» ENTRIES SUPPLIED:
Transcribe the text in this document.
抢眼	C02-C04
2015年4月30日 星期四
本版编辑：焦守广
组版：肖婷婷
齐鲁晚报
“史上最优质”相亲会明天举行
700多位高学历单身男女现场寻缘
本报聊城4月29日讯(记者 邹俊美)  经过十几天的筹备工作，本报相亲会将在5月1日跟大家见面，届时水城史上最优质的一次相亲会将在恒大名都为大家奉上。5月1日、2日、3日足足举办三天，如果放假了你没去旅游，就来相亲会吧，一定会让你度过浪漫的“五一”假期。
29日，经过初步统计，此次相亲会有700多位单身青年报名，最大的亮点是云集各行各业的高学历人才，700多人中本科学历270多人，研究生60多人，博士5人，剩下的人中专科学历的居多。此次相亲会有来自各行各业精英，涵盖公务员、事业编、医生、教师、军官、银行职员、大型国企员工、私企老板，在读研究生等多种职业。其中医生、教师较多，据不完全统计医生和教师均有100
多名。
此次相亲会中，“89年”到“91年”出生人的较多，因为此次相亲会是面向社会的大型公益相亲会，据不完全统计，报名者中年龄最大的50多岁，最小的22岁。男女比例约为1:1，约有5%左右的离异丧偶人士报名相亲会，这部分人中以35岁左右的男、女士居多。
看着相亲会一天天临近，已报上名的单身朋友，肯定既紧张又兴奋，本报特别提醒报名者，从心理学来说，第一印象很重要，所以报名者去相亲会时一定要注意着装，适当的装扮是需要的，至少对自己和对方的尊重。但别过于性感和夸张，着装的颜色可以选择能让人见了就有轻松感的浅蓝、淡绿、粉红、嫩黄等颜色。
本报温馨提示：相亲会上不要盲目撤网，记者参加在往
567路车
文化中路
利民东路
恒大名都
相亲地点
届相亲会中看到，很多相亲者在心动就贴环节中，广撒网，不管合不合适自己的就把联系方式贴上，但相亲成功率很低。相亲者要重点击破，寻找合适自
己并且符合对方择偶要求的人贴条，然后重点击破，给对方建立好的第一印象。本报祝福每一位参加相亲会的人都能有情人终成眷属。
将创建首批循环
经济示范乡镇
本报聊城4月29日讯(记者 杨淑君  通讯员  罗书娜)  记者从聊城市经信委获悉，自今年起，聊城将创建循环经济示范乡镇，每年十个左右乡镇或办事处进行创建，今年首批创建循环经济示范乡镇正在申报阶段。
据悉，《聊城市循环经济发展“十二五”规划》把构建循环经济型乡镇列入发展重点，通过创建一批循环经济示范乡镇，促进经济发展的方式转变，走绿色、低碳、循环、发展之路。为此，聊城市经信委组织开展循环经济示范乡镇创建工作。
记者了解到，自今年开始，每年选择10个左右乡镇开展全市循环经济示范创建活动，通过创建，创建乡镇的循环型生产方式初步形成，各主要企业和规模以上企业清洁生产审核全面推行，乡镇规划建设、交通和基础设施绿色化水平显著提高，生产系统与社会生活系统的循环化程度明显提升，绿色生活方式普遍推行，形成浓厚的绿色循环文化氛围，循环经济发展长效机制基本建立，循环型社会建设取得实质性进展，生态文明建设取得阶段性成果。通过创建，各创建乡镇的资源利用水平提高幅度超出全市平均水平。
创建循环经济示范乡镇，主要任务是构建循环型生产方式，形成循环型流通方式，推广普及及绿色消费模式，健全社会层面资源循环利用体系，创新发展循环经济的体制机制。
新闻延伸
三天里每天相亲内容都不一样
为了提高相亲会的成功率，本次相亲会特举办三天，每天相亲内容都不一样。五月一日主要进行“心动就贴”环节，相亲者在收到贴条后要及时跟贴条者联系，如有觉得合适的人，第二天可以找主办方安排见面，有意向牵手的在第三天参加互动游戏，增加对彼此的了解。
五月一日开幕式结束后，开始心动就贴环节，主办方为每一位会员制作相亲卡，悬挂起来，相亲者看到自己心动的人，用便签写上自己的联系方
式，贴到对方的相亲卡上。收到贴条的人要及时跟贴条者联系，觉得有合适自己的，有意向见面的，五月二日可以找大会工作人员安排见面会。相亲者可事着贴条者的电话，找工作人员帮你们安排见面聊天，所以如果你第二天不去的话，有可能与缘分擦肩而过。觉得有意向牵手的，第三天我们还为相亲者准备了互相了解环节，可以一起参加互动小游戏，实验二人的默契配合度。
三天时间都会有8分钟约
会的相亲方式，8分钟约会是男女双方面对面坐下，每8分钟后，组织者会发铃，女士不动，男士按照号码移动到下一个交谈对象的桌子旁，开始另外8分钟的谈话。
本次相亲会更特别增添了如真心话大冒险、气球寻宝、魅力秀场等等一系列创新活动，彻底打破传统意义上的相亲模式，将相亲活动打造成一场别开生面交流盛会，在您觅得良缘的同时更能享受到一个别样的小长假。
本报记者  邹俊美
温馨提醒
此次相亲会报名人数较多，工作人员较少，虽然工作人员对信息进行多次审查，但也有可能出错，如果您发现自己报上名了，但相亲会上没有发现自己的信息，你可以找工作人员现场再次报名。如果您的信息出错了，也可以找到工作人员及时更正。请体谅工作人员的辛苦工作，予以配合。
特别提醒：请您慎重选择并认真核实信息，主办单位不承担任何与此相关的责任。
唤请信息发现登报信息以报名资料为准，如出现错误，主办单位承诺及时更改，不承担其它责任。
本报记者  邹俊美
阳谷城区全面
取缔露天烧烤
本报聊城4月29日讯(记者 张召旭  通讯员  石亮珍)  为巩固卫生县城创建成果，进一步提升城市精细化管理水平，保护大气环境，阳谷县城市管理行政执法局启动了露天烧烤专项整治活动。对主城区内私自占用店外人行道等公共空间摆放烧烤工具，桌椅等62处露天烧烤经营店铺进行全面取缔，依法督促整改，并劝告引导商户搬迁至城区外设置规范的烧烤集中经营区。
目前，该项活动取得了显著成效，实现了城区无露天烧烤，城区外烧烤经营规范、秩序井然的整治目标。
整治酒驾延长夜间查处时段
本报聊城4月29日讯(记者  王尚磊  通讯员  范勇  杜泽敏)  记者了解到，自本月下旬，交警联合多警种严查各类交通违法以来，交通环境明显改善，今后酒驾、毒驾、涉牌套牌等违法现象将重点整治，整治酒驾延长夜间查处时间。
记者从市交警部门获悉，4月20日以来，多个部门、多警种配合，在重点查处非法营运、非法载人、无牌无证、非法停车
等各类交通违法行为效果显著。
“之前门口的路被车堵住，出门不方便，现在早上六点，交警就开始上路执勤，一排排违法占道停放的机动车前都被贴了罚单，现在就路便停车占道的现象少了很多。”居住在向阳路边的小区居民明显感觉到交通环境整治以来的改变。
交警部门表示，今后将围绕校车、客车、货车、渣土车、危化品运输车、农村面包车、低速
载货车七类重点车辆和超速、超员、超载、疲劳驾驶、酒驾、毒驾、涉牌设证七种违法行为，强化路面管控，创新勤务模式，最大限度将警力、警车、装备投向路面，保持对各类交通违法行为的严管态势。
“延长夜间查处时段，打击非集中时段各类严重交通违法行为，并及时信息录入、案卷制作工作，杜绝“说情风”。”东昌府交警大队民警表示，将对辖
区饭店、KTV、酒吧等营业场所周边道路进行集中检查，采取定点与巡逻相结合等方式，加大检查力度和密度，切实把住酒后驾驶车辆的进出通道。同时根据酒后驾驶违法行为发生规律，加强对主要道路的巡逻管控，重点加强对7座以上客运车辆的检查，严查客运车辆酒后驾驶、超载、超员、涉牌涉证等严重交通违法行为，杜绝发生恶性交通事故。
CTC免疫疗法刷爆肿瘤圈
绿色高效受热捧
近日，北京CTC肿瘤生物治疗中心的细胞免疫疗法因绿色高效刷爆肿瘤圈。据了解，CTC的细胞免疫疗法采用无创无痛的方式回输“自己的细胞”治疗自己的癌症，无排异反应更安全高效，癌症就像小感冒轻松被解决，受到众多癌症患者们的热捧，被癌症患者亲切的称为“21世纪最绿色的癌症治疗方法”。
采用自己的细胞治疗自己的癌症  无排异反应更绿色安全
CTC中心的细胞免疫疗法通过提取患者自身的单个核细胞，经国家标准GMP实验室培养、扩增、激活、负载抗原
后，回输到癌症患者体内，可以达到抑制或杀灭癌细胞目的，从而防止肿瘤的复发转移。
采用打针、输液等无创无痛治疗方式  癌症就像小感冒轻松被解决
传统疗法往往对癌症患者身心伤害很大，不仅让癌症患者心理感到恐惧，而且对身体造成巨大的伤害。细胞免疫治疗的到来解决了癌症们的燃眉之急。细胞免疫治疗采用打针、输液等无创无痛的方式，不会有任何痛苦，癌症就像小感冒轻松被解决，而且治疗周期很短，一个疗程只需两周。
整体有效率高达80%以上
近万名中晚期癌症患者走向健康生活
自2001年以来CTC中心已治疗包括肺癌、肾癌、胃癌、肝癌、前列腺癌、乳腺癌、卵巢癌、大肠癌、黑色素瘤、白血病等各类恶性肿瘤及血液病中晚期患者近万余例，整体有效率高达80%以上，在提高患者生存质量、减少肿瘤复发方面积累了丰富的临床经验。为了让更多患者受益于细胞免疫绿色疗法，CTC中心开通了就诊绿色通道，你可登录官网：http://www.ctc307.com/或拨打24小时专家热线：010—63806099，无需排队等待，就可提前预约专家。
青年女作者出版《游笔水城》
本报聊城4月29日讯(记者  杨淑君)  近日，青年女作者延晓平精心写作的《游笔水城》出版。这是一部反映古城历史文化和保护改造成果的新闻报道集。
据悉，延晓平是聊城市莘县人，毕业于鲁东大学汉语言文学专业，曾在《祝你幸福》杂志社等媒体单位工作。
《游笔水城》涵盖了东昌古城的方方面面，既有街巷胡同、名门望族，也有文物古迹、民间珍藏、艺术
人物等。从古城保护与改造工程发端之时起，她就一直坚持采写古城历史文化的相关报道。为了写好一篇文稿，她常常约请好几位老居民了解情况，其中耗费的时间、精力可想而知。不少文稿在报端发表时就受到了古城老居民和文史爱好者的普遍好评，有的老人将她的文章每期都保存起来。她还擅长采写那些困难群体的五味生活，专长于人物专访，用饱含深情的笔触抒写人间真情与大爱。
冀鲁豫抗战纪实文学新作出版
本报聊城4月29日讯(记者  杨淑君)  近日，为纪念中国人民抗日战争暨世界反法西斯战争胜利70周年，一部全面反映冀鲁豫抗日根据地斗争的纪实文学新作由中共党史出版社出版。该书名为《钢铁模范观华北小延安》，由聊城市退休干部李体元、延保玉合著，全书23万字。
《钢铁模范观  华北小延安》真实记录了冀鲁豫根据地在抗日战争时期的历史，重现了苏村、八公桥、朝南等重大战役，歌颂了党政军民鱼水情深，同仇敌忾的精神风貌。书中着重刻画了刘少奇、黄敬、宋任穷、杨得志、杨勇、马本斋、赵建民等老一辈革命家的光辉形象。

» WORK TO BE COMPLETED:
Filter the records down to the lines that contain the string "记者了解到", and copy those lines.

» SOLUTION:
记者了解到，自今年开始，每年选择10个左右乡镇开展全市循环经济示范创建活动，通过创建，创建乡镇的循环型生产方式初步形成，各主要企业和规模以上企业清洁生产审核全面推行，乡镇规划建设、交通和基础设施绿色化水平显著提高，生产系统与社会生活系统的循环化程度明显提升，绿色生活方式普遍推行，形成浓厚的绿色循环文化氛围，循环经济发展长效机制基本建立，循环型社会建设取得实质性进展，生态文明建设取得阶段性成果。通过创建，各创建乡镇的资源利用水平提高幅度超出全市平均水平。
本报聊城4月29日讯(记者  王尚磊  通讯员  范勇  杜泽敏)  记者了解到，自本月下旬，交警联合多警种严查各类交通违法以来，交通环境明显改善，今后酒驾、毒驾、涉牌套牌等违法现象将重点整治，整治酒驾延长夜间查处时间。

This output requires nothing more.